• **TASK OBJECTIVE**
Rewrite the lines starting with the line with "Localize each UI" and going on through the line with "like-button[interactable] bbox=[978, 850, 1016, 884]", switching every "heart-outline-icon" to "like-icon" and leaving everything else unchanged.
■ ■ ■ ■ ■
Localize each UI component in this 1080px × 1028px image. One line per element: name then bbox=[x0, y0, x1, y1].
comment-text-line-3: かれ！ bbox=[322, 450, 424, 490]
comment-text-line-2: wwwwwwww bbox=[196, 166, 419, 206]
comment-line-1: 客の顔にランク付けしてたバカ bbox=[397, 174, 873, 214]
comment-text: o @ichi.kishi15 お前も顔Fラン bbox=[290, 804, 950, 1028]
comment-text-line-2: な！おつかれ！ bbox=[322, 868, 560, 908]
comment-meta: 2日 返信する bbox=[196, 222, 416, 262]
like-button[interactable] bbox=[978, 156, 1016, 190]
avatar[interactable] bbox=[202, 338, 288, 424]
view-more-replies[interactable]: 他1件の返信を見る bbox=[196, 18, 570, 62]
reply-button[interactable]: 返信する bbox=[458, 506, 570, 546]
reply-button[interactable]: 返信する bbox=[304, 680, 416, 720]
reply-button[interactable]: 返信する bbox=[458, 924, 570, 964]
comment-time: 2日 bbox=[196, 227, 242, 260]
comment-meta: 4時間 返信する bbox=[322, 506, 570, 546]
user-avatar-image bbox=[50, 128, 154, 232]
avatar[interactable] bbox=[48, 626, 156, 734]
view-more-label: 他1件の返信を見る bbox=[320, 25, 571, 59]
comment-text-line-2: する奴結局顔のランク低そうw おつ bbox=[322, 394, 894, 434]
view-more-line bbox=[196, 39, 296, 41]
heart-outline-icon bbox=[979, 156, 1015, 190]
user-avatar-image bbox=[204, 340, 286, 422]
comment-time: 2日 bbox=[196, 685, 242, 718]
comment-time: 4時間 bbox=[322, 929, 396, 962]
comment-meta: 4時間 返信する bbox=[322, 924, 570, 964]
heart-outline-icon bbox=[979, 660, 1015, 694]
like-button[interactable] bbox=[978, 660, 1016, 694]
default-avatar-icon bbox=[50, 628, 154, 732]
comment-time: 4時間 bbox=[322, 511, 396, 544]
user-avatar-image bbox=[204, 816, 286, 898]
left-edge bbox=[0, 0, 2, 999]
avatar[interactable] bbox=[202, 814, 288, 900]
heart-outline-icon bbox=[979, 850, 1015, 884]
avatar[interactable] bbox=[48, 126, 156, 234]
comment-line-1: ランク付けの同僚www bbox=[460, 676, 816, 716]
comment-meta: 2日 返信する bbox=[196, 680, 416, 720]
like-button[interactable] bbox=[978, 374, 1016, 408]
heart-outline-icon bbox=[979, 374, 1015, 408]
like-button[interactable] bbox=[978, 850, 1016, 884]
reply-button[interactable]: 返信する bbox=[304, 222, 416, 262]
■ ■ ■ ■ ■
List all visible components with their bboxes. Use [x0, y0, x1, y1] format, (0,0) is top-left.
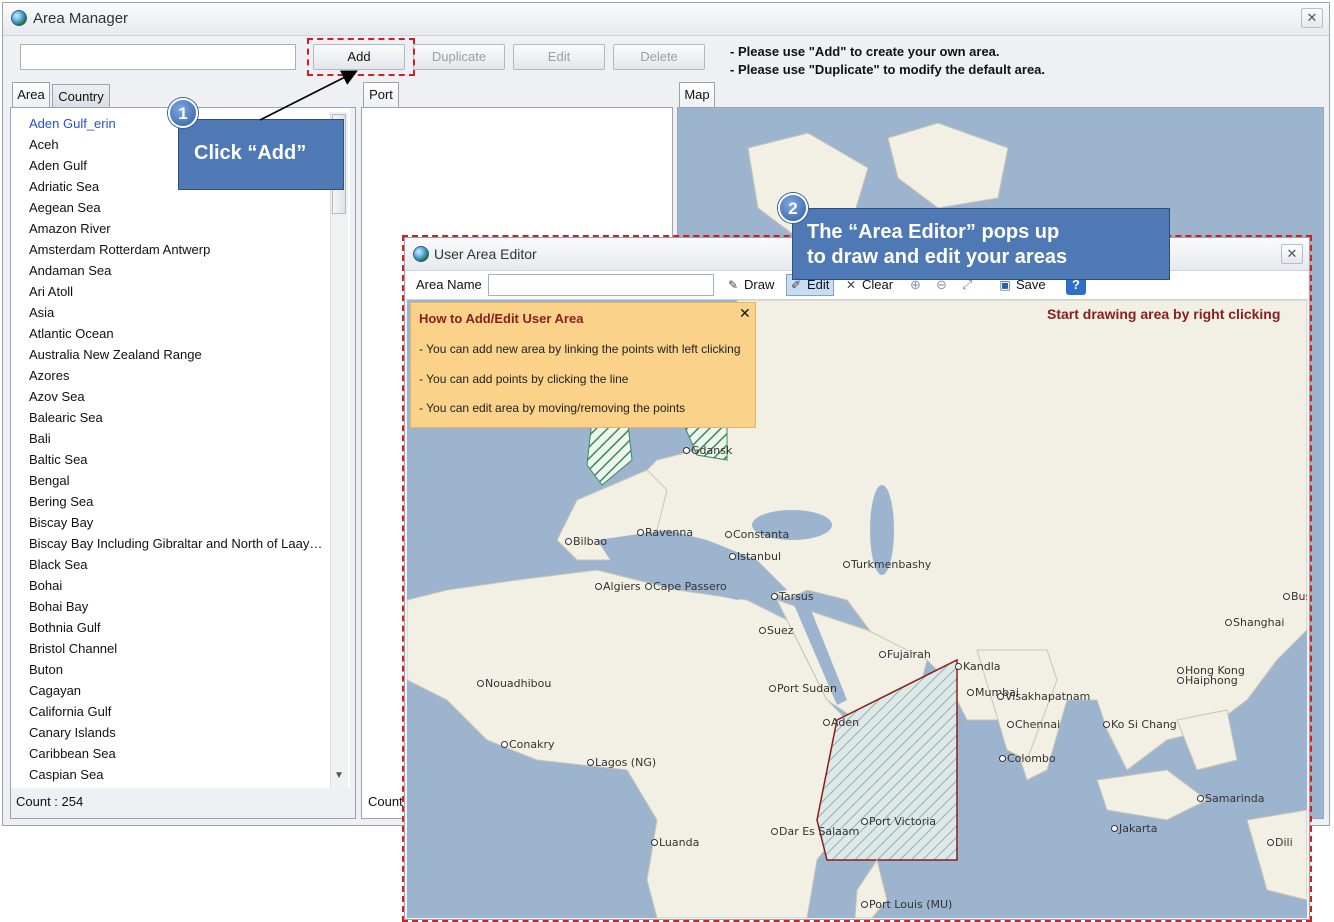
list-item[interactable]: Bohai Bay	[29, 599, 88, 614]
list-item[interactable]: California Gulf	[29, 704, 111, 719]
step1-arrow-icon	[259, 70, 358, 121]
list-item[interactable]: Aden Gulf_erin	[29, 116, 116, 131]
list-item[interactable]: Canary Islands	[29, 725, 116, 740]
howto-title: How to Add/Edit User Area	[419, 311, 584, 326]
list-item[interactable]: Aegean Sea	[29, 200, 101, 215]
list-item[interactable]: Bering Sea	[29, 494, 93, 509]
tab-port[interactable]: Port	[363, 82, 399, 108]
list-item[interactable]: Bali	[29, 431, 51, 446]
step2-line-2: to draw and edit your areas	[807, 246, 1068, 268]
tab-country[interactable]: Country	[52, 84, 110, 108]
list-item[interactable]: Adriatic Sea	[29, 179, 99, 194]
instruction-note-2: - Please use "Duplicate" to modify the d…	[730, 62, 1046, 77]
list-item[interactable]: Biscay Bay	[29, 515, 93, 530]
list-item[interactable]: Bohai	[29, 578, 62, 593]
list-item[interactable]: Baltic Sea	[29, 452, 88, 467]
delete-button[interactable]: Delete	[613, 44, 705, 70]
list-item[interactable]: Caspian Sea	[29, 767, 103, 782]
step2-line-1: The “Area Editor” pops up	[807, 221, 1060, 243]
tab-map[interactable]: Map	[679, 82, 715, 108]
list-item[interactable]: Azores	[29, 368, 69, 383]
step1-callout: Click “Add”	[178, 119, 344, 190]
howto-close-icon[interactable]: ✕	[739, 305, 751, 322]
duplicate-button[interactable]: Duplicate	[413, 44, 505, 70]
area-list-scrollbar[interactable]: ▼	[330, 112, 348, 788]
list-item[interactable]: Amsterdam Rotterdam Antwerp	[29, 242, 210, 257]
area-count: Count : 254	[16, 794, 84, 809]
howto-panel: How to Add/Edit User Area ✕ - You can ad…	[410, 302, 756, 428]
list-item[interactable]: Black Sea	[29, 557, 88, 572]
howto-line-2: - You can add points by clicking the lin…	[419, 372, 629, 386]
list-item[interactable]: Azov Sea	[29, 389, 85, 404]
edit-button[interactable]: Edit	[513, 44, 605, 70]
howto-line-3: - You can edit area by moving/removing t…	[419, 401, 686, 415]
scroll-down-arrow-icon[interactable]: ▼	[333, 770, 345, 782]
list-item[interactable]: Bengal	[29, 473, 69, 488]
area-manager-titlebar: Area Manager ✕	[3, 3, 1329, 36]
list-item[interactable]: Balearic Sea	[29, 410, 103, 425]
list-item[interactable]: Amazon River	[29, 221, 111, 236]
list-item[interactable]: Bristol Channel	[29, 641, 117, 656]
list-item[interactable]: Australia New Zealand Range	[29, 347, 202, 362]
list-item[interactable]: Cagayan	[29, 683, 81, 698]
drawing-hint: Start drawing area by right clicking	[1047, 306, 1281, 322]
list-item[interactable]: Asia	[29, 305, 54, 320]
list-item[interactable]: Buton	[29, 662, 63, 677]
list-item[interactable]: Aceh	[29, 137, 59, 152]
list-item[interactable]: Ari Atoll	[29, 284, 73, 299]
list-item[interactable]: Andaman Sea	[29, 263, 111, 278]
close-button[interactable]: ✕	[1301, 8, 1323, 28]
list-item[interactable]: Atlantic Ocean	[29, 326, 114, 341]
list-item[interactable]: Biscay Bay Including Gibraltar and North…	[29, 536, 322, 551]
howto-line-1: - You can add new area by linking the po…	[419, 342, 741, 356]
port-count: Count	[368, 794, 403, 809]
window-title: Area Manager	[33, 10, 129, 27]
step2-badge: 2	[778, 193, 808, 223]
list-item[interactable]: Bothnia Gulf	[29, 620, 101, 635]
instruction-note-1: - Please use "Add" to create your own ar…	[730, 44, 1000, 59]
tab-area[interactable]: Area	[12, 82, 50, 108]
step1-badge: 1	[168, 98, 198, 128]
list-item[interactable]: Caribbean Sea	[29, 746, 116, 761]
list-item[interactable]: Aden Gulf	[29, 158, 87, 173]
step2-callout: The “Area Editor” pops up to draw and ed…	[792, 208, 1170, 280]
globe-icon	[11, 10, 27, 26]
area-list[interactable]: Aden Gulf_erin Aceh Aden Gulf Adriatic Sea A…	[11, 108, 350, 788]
■ ■ ■ ■ ■
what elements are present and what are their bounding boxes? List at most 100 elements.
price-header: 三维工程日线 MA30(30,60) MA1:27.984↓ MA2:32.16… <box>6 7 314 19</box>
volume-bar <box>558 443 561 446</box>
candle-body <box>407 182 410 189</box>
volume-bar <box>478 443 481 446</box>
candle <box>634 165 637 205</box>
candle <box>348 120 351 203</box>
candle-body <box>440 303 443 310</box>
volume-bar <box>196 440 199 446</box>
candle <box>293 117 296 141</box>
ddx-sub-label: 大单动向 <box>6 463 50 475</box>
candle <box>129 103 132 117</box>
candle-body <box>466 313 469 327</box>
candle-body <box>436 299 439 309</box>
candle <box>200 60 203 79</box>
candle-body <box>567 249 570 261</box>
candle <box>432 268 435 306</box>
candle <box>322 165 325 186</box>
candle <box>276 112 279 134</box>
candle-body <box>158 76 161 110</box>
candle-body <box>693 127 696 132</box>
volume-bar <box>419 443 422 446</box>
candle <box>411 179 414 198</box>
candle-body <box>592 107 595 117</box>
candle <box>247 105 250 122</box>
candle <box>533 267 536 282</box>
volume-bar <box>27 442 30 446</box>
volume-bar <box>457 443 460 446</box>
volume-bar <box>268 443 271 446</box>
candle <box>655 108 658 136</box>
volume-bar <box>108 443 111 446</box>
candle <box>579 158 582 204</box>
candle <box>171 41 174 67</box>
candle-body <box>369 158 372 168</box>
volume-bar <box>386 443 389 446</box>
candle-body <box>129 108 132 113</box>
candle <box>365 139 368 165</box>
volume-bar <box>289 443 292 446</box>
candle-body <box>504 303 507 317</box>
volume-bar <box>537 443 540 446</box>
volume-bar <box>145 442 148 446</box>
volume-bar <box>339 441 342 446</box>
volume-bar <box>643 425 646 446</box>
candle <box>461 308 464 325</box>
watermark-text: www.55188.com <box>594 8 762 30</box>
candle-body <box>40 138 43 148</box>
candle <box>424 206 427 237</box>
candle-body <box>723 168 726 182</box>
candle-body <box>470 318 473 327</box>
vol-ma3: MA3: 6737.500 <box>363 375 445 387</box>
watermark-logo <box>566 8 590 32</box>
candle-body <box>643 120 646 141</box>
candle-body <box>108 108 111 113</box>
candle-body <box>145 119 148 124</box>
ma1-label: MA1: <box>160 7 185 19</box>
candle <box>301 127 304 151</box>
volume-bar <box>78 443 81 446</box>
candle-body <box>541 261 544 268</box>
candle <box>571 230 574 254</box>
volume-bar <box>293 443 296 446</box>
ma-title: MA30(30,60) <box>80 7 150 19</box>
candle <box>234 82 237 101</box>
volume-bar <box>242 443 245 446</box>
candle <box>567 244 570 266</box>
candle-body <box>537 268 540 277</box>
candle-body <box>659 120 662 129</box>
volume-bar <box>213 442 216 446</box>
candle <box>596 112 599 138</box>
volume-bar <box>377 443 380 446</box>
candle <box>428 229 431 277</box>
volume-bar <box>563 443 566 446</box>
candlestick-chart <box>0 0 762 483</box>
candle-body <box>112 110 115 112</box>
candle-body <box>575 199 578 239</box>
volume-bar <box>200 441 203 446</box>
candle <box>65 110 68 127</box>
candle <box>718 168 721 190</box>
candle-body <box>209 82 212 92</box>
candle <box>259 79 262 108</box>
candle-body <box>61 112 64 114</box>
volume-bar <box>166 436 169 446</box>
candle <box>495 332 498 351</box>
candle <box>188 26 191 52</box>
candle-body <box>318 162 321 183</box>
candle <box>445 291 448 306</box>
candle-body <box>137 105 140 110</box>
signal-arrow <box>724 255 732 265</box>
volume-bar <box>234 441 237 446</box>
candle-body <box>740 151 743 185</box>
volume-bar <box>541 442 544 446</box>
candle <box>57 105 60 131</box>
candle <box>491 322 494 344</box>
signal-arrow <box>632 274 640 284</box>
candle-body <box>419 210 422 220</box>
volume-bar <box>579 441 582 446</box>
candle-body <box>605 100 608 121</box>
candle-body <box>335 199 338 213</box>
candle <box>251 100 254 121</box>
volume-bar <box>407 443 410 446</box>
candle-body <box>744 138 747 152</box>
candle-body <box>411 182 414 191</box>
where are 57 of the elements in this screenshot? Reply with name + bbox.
■ ■ ■ ■ ■
• **COMPLETE ANSWER**
Localize each UI component in this 1080px × 1028px image. One line per element: name then bbox=[x0, y0, x1, y1].
comment-text-line-3: かれ！ bbox=[322, 450, 424, 490]
comment-text-line-2: wwwwwwww bbox=[196, 166, 419, 206]
comment-line-1: 客の顔にランク付けしてたバカ bbox=[397, 174, 873, 214]
comment-text: o @ichi.kishi15 お前も顔Fラン bbox=[290, 804, 950, 1028]
comment-text-line-2: な！おつかれ！ bbox=[322, 868, 560, 908]
comment-meta: 2日 返信する bbox=[196, 222, 416, 262]
like-button[interactable] bbox=[978, 156, 1016, 190]
avatar[interactable] bbox=[202, 338, 288, 424]
view-more-replies[interactable]: 他1件の返信を見る bbox=[196, 18, 570, 62]
reply-button[interactable]: 返信する bbox=[458, 506, 570, 546]
reply-button[interactable]: 返信する bbox=[304, 680, 416, 720]
reply-button[interactable]: 返信する bbox=[458, 924, 570, 964]
comment-time: 2日 bbox=[196, 227, 242, 260]
comment-meta: 4時間 返信する bbox=[322, 506, 570, 546]
user-avatar-image bbox=[50, 128, 154, 232]
avatar[interactable] bbox=[48, 626, 156, 734]
view-more-label: 他1件の返信を見る bbox=[320, 25, 571, 59]
comment-text-line-2: する奴結局顔のランク低そうw おつ bbox=[322, 394, 894, 434]
view-more-line bbox=[196, 39, 296, 41]
like-icon bbox=[979, 156, 1015, 190]
user-avatar-image bbox=[204, 340, 286, 422]
comment-time: 2日 bbox=[196, 685, 242, 718]
comment-time: 4時間 bbox=[322, 929, 396, 962]
comment-meta: 4時間 返信する bbox=[322, 924, 570, 964]
like-icon bbox=[979, 660, 1015, 694]
like-button[interactable] bbox=[978, 660, 1016, 694]
default-avatar-icon bbox=[50, 628, 154, 732]
comment-time: 4時間 bbox=[322, 511, 396, 544]
user-avatar-image bbox=[204, 816, 286, 898]
left-edge bbox=[0, 0, 2, 999]
avatar[interactable] bbox=[202, 814, 288, 900]
like-icon bbox=[979, 850, 1015, 884]
avatar[interactable] bbox=[48, 126, 156, 234]
comment-line-1: ランク付けの同僚www bbox=[460, 676, 816, 716]
comment-meta: 2日 返信する bbox=[196, 680, 416, 720]
like-button[interactable] bbox=[978, 374, 1016, 408]
like-icon bbox=[979, 374, 1015, 408]
like-button[interactable] bbox=[978, 850, 1016, 884]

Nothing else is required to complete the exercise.